#### MATERIAL SHOWN
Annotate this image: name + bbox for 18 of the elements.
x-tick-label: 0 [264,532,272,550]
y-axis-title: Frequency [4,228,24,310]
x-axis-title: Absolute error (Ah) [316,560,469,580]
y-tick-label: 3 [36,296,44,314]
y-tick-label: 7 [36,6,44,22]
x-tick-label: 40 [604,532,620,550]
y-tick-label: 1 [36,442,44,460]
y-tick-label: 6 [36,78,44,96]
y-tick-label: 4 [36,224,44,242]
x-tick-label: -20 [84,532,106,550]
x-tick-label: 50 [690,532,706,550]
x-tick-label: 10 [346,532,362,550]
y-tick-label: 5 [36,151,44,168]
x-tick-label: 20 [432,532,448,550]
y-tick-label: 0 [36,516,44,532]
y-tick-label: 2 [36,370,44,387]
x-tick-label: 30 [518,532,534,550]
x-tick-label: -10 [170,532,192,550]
########
Print every line above, word for word.

■ **COMPLETED TASK**
Annotate this image: name + bbox for 18 of the elements.
x-tick-label: 0 [264,532,272,550]
y-axis-title: Frequency [4,228,24,310]
x-axis-title: Absolute error (Ah) [316,560,469,580]
y-tick-label: 3 [36,296,44,314]
y-tick-label: 7 [36,6,44,22]
x-tick-label: 40 [604,532,620,550]
y-tick-label: 1 [36,442,44,460]
y-tick-label: 6 [36,78,44,96]
y-tick-label: 4 [36,224,44,242]
x-tick-label: -20 [84,532,106,550]
x-tick-label: 50 [690,532,706,550]
x-tick-label: 10 [346,532,362,550]
y-tick-label: 5 [36,151,44,168]
x-tick-label: 20 [432,532,448,550]
y-tick-label: 0 [36,516,44,532]
y-tick-label: 2 [36,370,44,387]
x-tick-label: 30 [518,532,534,550]
x-tick-label: -10 [170,532,192,550]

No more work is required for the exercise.